◆ **Exercise requirements**: Write the next part of the walkthrough on uncertain values in Rust, starting right after its final line.

◆ **Supplied passage**:
☆ ☆ ☆ ☆
Statistical Properties

Calculate statistical measures of uncertain values.

use deep_causality_uncertain::Uncertain;

let stock_price = Uncertain::<f64>::normal(150.0, 10.0); // Current stock price

println!("Expected stock price: {:.2}", stock_price.expected_value(1000).unwrap());
println!("Standard deviation of stock price: {:.2}", stock_price.standard_deviation(1000).unwrap());

Decision Making

Convert uncertain boolean conditions into concrete decisions.

use deep_causality_uncertain::Uncertain;

let system_healthy = Uncertain::<bool>::bernoulli(0.9); // 90% chance system is healthy

// Make a decision with 95% confidence
let decision_healthy = system_healthy.to_bool(0.95).unwrap();
if decision_healthy {
    println!("System is healthy (with 95% confidence).");
} else {
    println!("System is NOT healthy (with 95% confidence).");
}

// Implicit conditional (equivalent to probability_exceeds(0.5, 0.95, 1000))
if system_healthy.implicit_conditional().unwrap() {
    println!("System is more likely than not healthy.");
}

Probabilistic Presence (MaybeUncertain<T>)

Model values that might be present or absent with a certain probability.

use deep_causality_uncertain::{MaybeUncertain, Uncertain, UncertainError};

// A value that is certainly present, but its value is uncertain
let certain_but_uncertain = MaybeUncertain::<f64>::from_uncertain(Uncertain::normal(10.0, 2.0));
println!("Sampled value (certainly present): {:?}", certain_but_uncertain.sample().unwrap());

// A value that is certainly absent
let certainly_absent = MaybeUncertain::<f64>::always_none();
println!("Sampled value (certainly absent): {:?}", certainly_absent.sample().unwrap());

// A value that is probabilistically present (e.g., 70% chance)
☆ ☆ ☆ ☆
◆ **Recorded data**:

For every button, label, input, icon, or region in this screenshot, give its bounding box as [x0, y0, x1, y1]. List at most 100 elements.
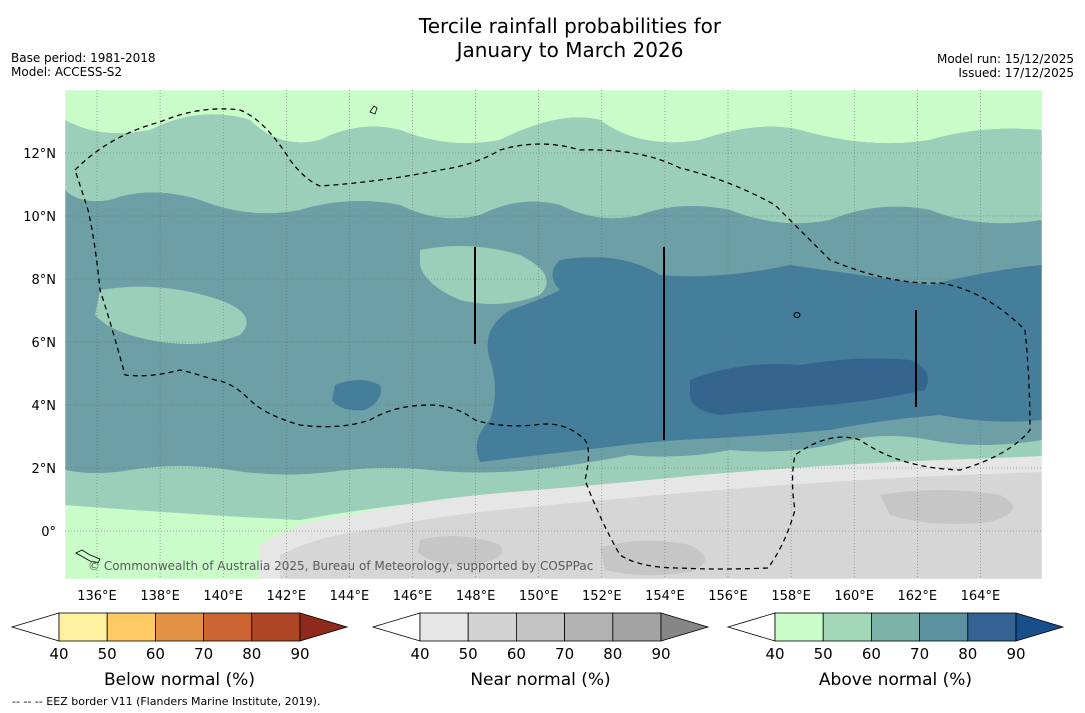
☆ ☆ ☆ ☆
◆ **Expected answer**:
let probabilistically_present = MaybeUncertain::<f64>::from_bernoulli_and_uncertain(0.7, Uncertain::normal(5.0, 1.0));
println!("Sampled value (probabilistically present): {:?}", probabilistically_present.sample().unwrap());

// Check probability of presence
println!("Probability of being present: {:.1}%", probabilistically_present.is_some().estimate_probability(1000).unwrap() * 100.0);

// Arithmetic operations propagate None
let sum_with_absent = certain_but_uncertain.clone() + certainly_absent.clone();
println!("Sum with absent value: {:?}", sum_with_absent.sample().unwrap());

// Lift to Uncertain<T> if evidence of presence is sufficient
match probabilistically_present.lift_to_uncertain(0.6, 0.95, 0.05, 1000) {
    Ok(uncertain_value) => println!("Lifted to Uncertain<f64>: Expected value {:.2}", uncertain_value.expected_value(1000).unwrap()),
    Err(e) => println!("Failed to lift: {}", e),
}

More Examples

For more complex and real-world scenarios, refer to the examples directory:

• GPS Navigation (example_gps_navigation.rs): Simulates GPS readings, propagates uncertainty through distance and time calculations, and makes route decisions.

• Sensor Data Processing (example_sensor_processing.rs): Demonstrates robust sensor data processing with error handling, sensor fusion, and anomaly detection under uncertainty.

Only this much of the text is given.